*WHAT THE TASK REQUIRES*
Retype the data below without altering anything.

*LISTING*

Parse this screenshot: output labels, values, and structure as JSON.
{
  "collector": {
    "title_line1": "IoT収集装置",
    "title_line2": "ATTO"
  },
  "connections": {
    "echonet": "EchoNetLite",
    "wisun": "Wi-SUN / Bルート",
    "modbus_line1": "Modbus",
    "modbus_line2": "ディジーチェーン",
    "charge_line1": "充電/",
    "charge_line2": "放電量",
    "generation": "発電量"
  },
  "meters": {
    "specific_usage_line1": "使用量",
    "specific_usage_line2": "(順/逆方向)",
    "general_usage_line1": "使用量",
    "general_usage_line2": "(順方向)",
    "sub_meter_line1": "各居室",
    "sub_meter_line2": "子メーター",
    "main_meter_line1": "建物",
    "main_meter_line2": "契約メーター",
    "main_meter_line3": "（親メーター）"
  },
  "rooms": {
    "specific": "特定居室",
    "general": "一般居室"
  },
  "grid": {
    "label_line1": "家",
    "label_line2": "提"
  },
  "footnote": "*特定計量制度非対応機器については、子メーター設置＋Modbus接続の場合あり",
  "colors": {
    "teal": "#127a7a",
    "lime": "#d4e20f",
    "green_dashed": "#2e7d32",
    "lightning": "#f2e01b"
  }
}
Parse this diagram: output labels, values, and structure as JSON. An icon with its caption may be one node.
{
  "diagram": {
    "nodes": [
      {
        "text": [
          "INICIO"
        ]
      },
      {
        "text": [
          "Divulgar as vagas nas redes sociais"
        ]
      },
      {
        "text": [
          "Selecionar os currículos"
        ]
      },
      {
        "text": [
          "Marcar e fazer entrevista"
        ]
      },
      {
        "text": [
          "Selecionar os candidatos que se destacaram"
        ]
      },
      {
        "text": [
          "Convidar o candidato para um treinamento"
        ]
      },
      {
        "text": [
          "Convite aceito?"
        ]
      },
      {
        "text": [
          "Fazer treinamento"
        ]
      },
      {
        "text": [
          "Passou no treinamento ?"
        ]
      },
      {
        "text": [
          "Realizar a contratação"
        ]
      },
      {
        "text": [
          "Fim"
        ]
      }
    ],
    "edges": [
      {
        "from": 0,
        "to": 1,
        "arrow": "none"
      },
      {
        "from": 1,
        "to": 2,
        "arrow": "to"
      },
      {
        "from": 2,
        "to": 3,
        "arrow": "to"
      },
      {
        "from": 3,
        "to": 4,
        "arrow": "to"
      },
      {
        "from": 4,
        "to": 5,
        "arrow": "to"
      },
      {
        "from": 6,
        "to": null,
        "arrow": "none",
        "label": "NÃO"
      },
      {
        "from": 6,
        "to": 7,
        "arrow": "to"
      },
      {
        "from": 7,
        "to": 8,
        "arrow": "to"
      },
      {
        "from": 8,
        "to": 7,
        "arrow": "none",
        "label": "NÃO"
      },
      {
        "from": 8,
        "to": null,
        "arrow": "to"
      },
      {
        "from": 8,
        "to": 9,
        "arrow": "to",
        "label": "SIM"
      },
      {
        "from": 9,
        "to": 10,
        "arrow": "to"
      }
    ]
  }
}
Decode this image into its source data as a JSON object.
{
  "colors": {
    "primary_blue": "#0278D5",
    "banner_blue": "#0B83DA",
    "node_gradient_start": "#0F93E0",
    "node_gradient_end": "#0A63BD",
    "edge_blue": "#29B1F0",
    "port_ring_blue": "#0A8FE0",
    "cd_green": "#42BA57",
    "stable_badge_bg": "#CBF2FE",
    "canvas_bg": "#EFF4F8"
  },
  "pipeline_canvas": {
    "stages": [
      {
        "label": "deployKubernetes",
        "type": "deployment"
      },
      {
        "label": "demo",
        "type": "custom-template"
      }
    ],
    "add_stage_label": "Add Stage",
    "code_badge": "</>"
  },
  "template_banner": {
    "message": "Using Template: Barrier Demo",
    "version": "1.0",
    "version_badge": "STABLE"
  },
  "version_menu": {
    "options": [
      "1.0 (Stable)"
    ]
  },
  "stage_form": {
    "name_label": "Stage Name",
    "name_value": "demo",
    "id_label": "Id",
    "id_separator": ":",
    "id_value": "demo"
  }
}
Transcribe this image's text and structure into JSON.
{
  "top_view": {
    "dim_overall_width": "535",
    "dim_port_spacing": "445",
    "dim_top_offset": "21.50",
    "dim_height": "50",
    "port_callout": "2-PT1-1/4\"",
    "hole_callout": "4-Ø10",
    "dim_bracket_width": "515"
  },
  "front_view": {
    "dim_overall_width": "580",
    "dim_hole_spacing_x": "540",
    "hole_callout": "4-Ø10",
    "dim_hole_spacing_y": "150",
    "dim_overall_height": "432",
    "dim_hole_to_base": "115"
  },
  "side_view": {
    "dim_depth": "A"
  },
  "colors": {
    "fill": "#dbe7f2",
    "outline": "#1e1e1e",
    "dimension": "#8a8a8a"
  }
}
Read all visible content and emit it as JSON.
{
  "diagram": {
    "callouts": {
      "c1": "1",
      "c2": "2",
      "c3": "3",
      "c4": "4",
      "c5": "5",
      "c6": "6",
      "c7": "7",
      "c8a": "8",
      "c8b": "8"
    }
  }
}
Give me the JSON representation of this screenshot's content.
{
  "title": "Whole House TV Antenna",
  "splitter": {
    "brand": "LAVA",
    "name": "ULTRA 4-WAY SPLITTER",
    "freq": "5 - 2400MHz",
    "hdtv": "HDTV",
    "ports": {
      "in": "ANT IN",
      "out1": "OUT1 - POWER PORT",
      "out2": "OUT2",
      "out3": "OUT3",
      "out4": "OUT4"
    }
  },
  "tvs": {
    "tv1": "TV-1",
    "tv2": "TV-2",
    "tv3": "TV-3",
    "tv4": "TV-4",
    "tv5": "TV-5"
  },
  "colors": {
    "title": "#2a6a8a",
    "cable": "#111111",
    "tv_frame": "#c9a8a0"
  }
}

*FULL ANSWER*
Parse this screenshot: output labels, values, and structure as JSON.
{
  "collector": {
    "title_line1": "IoT収集装置",
    "title_line2": "ATTO"
  },
  "connections": {
    "echonet": "EchoNetLite",
    "wisun": "Wi-SUN / Bルート",
    "modbus_line1": "Modbus",
    "modbus_line2": "ディジーチェーン",
    "charge_line1": "充電/",
    "charge_line2": "放電量",
    "generation": "発電量"
  },
  "meters": {
    "specific_usage_line1": "使用量",
    "specific_usage_line2": "(順/逆方向)",
    "general_usage_line1": "使用量",
    "general_usage_line2": "(順方向)",
    "sub_meter_line1": "各居室",
    "sub_meter_line2": "子メーター",
    "main_meter_line1": "建物",
    "main_meter_line2": "契約メーター",
    "main_meter_line3": "（親メーター）"
  },
  "rooms": {
    "specific": "特定居室",
    "general": "一般居室"
  },
  "grid": {
    "label_line1": "家",
    "label_line2": "提"
  },
  "footnote": "*特定計量制度非対応機器については、子メーター設置＋Modbus接続の場合あり",
  "colors": {
    "teal": "#127a7a",
    "lime": "#d4e20f",
    "green_dashed": "#2e7d32",
    "lightning": "#f2e01b"
  }
}
Parse this diagram: output labels, values, and structure as JSON. An icon with its caption may be one node.
{
  "diagram": {
    "nodes": [
      {
        "text": [
          "INICIO"
        ]
      },
      {
        "text": [
          "Divulgar as vagas nas redes sociais"
        ]
      },
      {
        "text": [
          "Selecionar os currículos"
        ]
      },
      {
        "text": [
          "Marcar e fazer entrevista"
        ]
      },
      {
        "text": [
          "Selecionar os candidatos que se destacaram"
        ]
      },
      {
        "text": [
          "Convidar o candidato para um treinamento"
        ]
      },
      {
        "text": [
          "Convite aceito?"
        ]
      },
      {
        "text": [
          "Fazer treinamento"
        ]
      },
      {
        "text": [
          "Passou no treinamento ?"
        ]
      },
      {
        "text": [
          "Realizar a contratação"
        ]
      },
      {
        "text": [
          "Fim"
        ]
      }
    ],
    "edges": [
      {
        "from": 0,
        "to": 1,
        "arrow": "none"
      },
      {
        "from": 1,
        "to": 2,
        "arrow": "to"
      },
      {
        "from": 2,
        "to": 3,
        "arrow": "to"
      },
      {
        "from": 3,
        "to": 4,
        "arrow": "to"
      },
      {
        "from": 4,
        "to": 5,
        "arrow": "to"
      },
      {
        "from": 6,
        "to": null,
        "arrow": "none",
        "label": "NÃO"
      },
      {
        "from": 6,
        "to": 7,
        "arrow": "to"
      },
      {
        "from": 7,
        "to": 8,
        "arrow": "to"
      },
      {
        "from": 8,
        "to": 7,
        "arrow": "none",
        "label": "NÃO"
      },
      {
        "from": 8,
        "to": null,
        "arrow": "to"
      },
      {
        "from": 8,
        "to": 9,
        "arrow": "to",
        "label": "SIM"
      },
      {
        "from": 9,
        "to": 10,
        "arrow": "to"
      }
    ]
  }
}
Decode this image into its source data as a JSON object.
{
  "colors": {
    "primary_blue": "#0278D5",
    "banner_blue": "#0B83DA",
    "node_gradient_start": "#0F93E0",
    "node_gradient_end": "#0A63BD",
    "edge_blue": "#29B1F0",
    "port_ring_blue": "#0A8FE0",
    "cd_green": "#42BA57",
    "stable_badge_bg": "#CBF2FE",
    "canvas_bg": "#EFF4F8"
  },
  "pipeline_canvas": {
    "stages": [
      {
        "label": "deployKubernetes",
        "type": "deployment"
      },
      {
        "label": "demo",
        "type": "custom-template"
      }
    ],
    "add_stage_label": "Add Stage",
    "code_badge": "</>"
  },
  "template_banner": {
    "message": "Using Template: Barrier Demo",
    "version": "1.0",
    "version_badge": "STABLE"
  },
  "version_menu": {
    "options": [
      "1.0 (Stable)"
    ]
  },
  "stage_form": {
    "name_label": "Stage Name",
    "name_value": "demo",
    "id_label": "Id",
    "id_separator": ":",
    "id_value": "demo"
  }
}
Transcribe this image's text and structure into JSON.
{
  "top_view": {
    "dim_overall_width": "535",
    "dim_port_spacing": "445",
    "dim_top_offset": "21.50",
    "dim_height": "50",
    "port_callout": "2-PT1-1/4\"",
    "hole_callout": "4-Ø10",
    "dim_bracket_width": "515"
  },
  "front_view": {
    "dim_overall_width": "580",
    "dim_hole_spacing_x": "540",
    "hole_callout": "4-Ø10",
    "dim_hole_spacing_y": "150",
    "dim_overall_height": "432",
    "dim_hole_to_base": "115"
  },
  "side_view": {
    "dim_depth": "A"
  },
  "colors": {
    "fill": "#dbe7f2",
    "outline": "#1e1e1e",
    "dimension": "#8a8a8a"
  }
}
Read all visible content and emit it as JSON.
{
  "diagram": {
    "callouts": {
      "c1": "1",
      "c2": "2",
      "c3": "3",
      "c4": "4",
      "c5": "5",
      "c6": "6",
      "c7": "7",
      "c8a": "8",
      "c8b": "8"
    }
  }
}
Give me the JSON representation of this screenshot's content.
{
  "title": "Whole House TV Antenna",
  "splitter": {
    "brand": "LAVA",
    "name": "ULTRA 4-WAY SPLITTER",
    "freq": "5 - 2400MHz",
    "hdtv": "HDTV",
    "ports": {
      "in": "ANT IN",
      "out1": "OUT1 - POWER PORT",
      "out2": "OUT2",
      "out3": "OUT3",
      "out4": "OUT4"
    }
  },
  "tvs": {
    "tv1": "TV-1",
    "tv2": "TV-2",
    "tv3": "TV-3",
    "tv4": "TV-4",
    "tv5": "TV-5"
  },
  "colors": {
    "title": "#2a6a8a",
    "cable": "#111111",
    "tv_frame": "#c9a8a0"
  }
}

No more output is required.